• [Task requirements]:
From the listing below, pull out all lines with "JSON" in them.

• [Stored data]:
_____

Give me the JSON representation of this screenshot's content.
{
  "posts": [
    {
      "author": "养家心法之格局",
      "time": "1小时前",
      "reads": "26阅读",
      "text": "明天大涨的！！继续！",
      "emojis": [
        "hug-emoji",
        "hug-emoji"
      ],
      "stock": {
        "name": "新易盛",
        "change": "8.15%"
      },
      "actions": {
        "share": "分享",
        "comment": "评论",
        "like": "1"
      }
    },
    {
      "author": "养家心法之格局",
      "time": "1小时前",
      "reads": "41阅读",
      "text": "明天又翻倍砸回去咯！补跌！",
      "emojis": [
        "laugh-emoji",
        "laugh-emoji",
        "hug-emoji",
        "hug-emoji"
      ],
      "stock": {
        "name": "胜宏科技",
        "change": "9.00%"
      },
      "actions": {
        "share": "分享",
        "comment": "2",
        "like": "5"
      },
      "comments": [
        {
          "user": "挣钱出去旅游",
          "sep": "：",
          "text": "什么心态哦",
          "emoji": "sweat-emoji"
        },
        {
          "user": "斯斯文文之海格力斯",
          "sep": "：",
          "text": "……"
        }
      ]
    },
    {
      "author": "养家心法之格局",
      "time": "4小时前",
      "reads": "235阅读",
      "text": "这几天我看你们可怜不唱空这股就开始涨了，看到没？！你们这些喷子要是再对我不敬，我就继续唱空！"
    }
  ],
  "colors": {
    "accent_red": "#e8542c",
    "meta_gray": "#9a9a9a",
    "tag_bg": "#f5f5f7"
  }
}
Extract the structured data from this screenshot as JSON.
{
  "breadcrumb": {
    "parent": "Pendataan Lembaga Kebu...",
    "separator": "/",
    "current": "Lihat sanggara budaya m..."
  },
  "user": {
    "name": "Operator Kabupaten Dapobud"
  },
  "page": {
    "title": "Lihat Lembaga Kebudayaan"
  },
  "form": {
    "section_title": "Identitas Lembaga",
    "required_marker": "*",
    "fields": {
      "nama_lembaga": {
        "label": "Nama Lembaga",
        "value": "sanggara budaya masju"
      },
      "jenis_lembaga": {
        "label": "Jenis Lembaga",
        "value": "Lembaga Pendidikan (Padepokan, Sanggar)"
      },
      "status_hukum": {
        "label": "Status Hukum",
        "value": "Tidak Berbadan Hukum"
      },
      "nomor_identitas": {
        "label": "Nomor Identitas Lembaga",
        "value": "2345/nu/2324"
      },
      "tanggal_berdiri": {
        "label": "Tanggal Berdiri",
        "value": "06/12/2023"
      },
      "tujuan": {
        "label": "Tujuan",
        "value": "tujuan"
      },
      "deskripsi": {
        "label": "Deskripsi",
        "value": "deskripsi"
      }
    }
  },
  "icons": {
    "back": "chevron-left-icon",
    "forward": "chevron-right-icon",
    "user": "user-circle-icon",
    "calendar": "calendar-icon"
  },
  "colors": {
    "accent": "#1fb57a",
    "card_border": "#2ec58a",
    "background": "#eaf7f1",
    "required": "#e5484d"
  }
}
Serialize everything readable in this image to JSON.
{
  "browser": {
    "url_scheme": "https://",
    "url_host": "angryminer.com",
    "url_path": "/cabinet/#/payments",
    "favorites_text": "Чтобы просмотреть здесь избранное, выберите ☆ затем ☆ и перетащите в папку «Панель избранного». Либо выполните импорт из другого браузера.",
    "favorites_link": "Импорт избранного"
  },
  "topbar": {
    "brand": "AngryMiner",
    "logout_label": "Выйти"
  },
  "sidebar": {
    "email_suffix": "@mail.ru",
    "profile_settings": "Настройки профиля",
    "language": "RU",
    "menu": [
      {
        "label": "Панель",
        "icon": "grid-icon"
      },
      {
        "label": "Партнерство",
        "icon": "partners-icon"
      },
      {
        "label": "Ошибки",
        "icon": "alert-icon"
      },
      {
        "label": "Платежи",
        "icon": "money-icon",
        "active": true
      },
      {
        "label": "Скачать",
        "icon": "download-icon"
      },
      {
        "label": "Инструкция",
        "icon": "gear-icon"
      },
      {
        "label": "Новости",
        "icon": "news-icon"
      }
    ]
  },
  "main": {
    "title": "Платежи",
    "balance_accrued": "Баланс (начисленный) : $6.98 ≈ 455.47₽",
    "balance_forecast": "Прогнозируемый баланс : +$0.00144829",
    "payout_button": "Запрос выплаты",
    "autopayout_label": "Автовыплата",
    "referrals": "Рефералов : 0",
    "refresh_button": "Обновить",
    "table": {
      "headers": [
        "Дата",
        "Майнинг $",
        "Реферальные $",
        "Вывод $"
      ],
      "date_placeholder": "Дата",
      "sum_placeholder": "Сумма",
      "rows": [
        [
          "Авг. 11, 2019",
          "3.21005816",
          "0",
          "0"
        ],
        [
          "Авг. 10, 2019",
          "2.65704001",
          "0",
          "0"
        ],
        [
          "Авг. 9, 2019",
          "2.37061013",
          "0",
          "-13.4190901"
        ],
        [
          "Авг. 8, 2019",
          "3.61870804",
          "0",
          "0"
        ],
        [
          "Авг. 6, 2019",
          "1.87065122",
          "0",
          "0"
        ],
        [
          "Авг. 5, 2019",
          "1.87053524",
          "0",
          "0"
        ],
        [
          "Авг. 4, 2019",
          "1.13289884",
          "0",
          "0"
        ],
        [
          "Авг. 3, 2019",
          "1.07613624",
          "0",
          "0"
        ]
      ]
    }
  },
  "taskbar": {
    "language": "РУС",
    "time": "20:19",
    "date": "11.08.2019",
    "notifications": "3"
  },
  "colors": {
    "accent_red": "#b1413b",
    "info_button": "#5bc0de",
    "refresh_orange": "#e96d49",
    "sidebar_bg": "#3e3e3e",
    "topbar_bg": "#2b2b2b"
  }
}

_____

• [Solved exercise]:
Give me the JSON representation of this screenshot's content.
Extract the structured data from this screenshot as JSON.
Serialize everything readable in this image to JSON.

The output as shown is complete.